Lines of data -
****

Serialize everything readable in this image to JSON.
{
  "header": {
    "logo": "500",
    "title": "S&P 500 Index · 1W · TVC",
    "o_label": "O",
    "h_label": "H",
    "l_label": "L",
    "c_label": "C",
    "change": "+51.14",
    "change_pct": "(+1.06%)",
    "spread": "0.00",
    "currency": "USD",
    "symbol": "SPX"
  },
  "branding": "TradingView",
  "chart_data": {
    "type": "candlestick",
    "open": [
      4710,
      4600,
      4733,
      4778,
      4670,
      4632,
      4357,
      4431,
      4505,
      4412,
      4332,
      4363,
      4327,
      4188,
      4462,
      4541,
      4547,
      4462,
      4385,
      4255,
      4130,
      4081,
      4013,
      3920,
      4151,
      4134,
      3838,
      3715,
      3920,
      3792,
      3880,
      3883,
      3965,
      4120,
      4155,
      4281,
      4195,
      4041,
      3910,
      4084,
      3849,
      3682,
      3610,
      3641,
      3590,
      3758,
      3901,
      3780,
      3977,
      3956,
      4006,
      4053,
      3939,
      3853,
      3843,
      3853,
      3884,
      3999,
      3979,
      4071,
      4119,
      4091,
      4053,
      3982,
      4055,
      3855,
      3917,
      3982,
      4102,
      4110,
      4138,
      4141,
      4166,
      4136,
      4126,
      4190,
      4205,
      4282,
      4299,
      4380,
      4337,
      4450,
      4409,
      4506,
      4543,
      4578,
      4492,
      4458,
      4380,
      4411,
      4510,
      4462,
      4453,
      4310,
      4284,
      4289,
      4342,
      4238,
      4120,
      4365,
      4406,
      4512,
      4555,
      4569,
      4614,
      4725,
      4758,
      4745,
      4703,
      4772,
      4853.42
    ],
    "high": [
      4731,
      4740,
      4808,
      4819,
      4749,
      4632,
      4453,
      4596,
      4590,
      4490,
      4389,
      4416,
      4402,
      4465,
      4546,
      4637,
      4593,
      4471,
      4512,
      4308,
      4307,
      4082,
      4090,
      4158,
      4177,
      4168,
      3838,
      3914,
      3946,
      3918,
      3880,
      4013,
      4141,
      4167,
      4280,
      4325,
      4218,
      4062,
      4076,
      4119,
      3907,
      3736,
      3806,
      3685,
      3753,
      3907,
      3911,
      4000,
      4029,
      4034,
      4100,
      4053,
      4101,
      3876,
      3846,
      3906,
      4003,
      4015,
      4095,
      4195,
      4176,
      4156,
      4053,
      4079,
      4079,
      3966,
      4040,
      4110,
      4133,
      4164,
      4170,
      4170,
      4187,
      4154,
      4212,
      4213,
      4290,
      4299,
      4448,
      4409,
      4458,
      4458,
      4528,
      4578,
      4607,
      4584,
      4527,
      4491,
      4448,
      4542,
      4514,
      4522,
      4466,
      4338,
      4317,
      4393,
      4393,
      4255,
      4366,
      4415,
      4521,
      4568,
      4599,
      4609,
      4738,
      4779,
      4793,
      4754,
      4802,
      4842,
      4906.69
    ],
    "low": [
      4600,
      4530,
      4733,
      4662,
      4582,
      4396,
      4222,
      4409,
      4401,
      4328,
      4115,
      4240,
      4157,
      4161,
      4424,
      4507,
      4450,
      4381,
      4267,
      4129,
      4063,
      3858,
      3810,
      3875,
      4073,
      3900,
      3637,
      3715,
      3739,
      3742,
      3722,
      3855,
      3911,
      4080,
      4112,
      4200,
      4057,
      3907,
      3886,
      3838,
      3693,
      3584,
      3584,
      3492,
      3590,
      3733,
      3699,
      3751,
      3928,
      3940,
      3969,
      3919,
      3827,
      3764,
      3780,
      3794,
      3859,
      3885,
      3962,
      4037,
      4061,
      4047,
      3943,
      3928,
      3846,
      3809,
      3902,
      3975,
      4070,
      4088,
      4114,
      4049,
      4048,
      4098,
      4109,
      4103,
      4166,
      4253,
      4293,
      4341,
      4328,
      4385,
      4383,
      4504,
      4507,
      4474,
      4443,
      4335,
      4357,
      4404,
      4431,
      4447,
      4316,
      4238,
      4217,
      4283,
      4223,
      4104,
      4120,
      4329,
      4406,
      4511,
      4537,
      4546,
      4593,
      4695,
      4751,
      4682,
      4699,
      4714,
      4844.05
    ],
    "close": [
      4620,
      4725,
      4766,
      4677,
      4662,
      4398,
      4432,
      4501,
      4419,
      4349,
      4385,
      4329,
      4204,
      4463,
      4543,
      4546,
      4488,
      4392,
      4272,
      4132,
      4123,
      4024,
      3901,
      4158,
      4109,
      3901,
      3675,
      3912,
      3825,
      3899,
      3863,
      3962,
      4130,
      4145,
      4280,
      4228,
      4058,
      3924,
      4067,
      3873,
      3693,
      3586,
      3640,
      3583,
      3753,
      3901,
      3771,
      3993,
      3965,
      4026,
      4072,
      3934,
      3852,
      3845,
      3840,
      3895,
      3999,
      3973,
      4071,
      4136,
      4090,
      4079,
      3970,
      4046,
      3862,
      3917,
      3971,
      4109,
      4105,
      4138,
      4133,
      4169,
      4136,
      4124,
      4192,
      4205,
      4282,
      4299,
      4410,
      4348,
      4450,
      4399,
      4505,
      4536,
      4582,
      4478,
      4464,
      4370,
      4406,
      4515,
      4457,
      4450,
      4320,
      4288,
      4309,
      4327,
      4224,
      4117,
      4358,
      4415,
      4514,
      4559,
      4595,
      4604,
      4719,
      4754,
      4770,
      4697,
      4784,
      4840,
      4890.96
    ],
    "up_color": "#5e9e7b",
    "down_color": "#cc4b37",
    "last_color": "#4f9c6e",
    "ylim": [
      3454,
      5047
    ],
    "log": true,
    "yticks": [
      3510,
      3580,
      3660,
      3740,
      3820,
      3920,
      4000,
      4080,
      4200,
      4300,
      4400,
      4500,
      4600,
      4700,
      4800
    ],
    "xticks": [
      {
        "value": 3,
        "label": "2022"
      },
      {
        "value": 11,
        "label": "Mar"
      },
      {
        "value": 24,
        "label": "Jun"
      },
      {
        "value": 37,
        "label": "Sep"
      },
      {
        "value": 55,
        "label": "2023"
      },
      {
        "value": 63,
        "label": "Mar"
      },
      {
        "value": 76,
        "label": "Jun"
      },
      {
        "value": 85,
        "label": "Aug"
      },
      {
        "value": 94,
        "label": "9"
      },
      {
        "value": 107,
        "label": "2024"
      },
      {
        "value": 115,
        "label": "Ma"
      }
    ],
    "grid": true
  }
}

****

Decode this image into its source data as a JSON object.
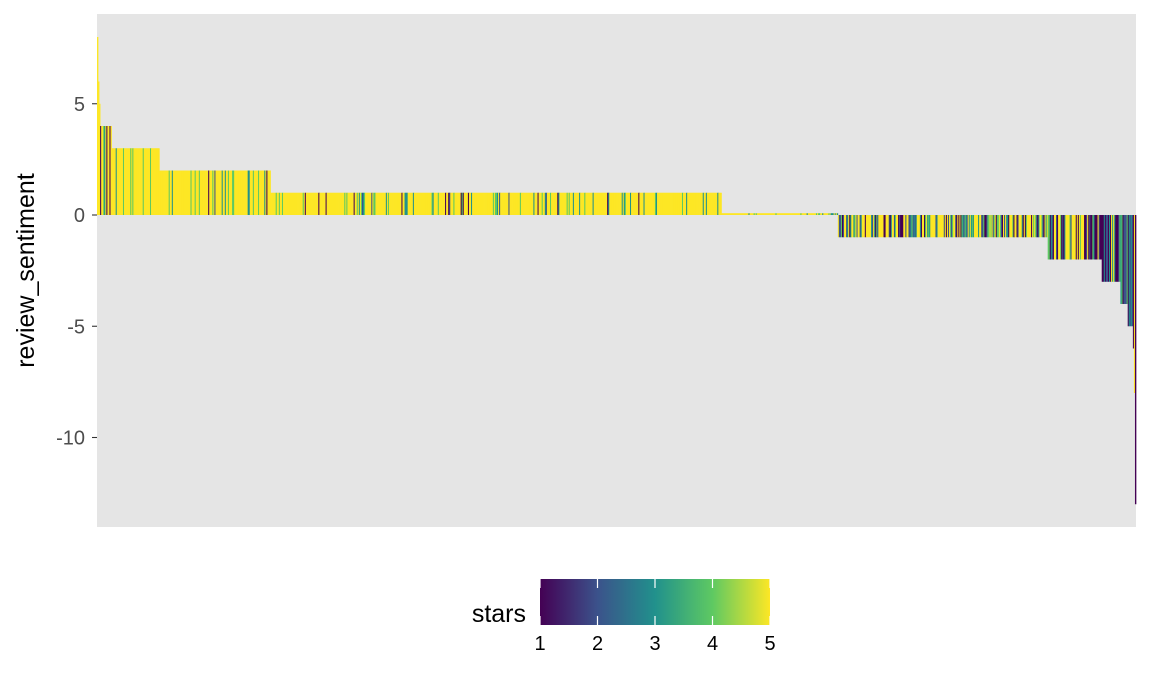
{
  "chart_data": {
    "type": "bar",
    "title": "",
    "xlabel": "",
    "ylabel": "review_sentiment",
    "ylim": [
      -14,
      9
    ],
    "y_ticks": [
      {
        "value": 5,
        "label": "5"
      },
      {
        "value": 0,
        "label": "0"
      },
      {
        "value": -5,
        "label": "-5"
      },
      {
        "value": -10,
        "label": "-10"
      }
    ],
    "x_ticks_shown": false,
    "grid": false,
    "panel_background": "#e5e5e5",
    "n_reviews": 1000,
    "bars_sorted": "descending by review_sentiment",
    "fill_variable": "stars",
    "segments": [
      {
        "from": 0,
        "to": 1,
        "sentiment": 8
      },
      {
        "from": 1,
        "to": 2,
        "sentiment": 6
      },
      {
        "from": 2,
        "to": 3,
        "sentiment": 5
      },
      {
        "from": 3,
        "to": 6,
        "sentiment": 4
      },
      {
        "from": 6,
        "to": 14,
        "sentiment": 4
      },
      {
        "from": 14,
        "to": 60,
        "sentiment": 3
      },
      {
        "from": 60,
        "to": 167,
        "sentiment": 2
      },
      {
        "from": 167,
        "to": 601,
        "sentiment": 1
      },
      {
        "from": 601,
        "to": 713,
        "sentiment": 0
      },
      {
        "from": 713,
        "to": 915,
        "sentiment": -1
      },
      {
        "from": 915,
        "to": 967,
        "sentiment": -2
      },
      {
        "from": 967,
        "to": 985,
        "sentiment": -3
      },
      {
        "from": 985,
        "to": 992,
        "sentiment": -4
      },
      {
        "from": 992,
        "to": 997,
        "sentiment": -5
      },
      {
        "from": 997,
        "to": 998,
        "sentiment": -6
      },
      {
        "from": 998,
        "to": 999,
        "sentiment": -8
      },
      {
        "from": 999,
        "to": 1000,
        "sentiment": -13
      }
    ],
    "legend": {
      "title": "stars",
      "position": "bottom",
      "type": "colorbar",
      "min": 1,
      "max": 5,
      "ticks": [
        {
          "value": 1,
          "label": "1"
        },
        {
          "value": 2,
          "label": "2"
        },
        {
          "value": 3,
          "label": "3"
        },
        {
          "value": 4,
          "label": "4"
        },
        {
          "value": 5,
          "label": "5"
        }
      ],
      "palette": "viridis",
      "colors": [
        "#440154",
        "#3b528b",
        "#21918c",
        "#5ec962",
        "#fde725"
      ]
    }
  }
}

****

EXERCISE TASK - Determine how many lines in the listing above hold the word "image", answering with the number only.

RESULT FOR THIS TASK - 2